> Set task
Reproduce each line from the records that holds "Taking".

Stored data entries
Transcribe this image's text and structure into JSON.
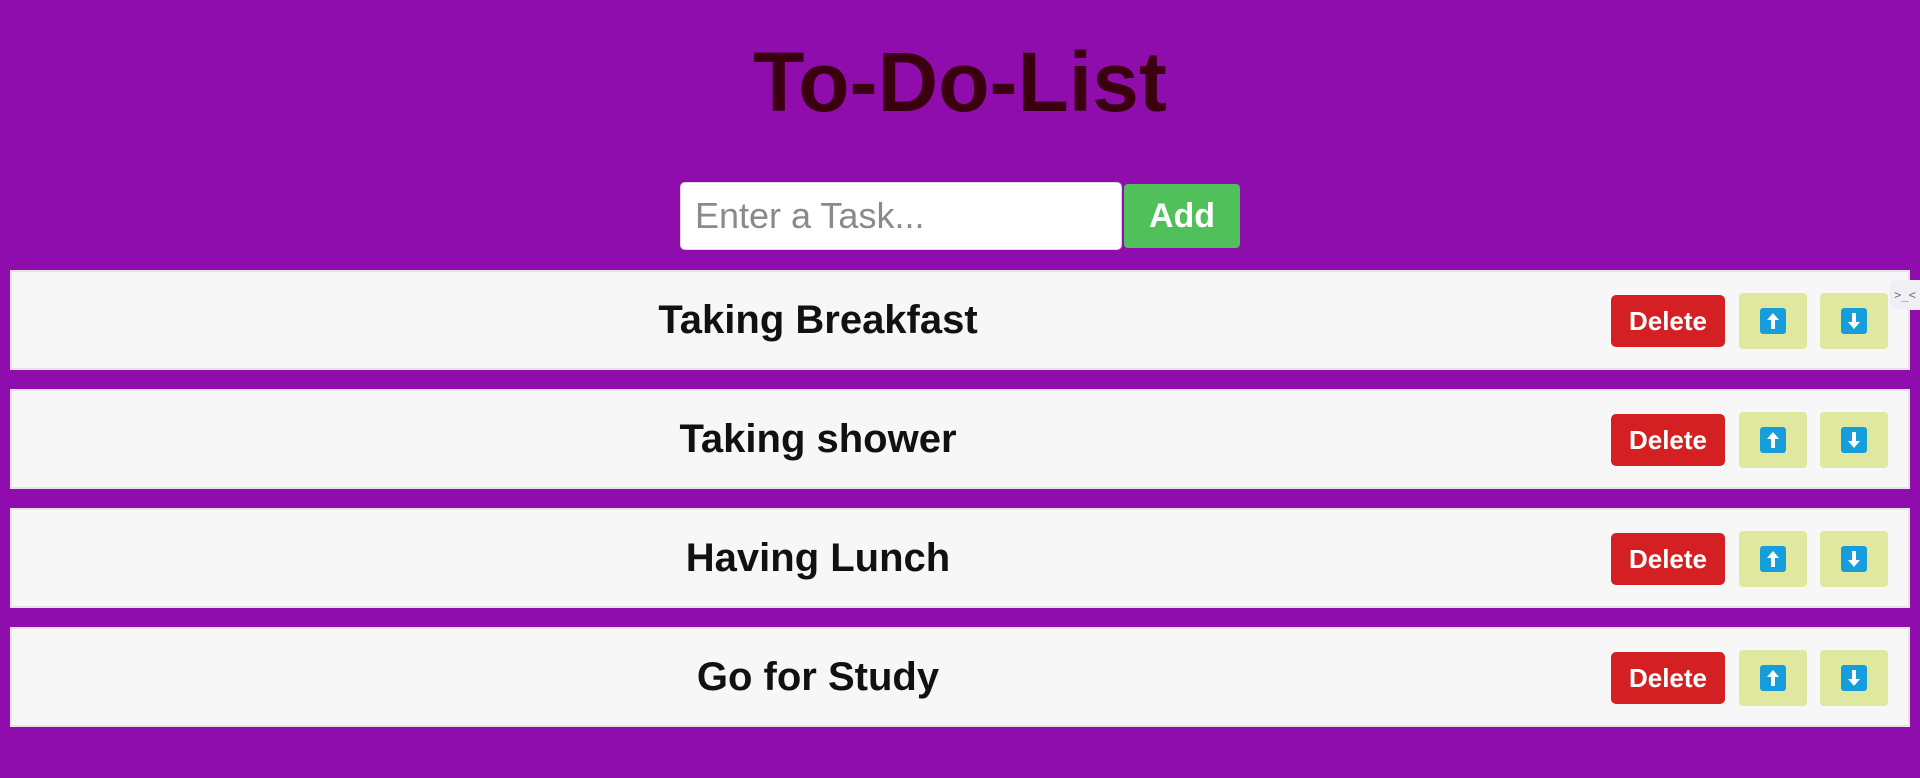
{
  "header": {
    "title": "To-Do-List"
  },
  "add_form": {
    "input_placeholder": "Enter a Task...",
    "input_value": "",
    "add_label": "Add"
  },
  "tasks": [
    {
      "text": "Taking Breakfast",
      "delete_label": "Delete",
      "up_icon": "arrow-up-icon",
      "down_icon": "arrow-down-icon"
    },
    {
      "text": "Taking shower",
      "delete_label": "Delete",
      "up_icon": "arrow-up-icon",
      "down_icon": "arrow-down-icon"
    },
    {
      "text": "Having Lunch",
      "delete_label": "Delete",
      "up_icon": "arrow-up-icon",
      "down_icon": "arrow-down-icon"
    },
    {
      "text": "Go for Study",
      "delete_label": "Delete",
      "up_icon": "arrow-up-icon",
      "down_icon": "arrow-down-icon"
    }
  ],
  "corner_widget": {
    "icon": "collapse-icon",
    "label": ">_<"
  },
  "colors": {
    "background": "#8e0dac",
    "title": "#3b0010",
    "add_button": "#4fc05a",
    "delete_button": "#d41f23",
    "move_button": "#e0e8a0",
    "arrow_icon": "#169edc",
    "row_background": "#f7f7f7"
  }
}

> Response
      "text": "Taking Breakfast",
      "text": "Taking shower",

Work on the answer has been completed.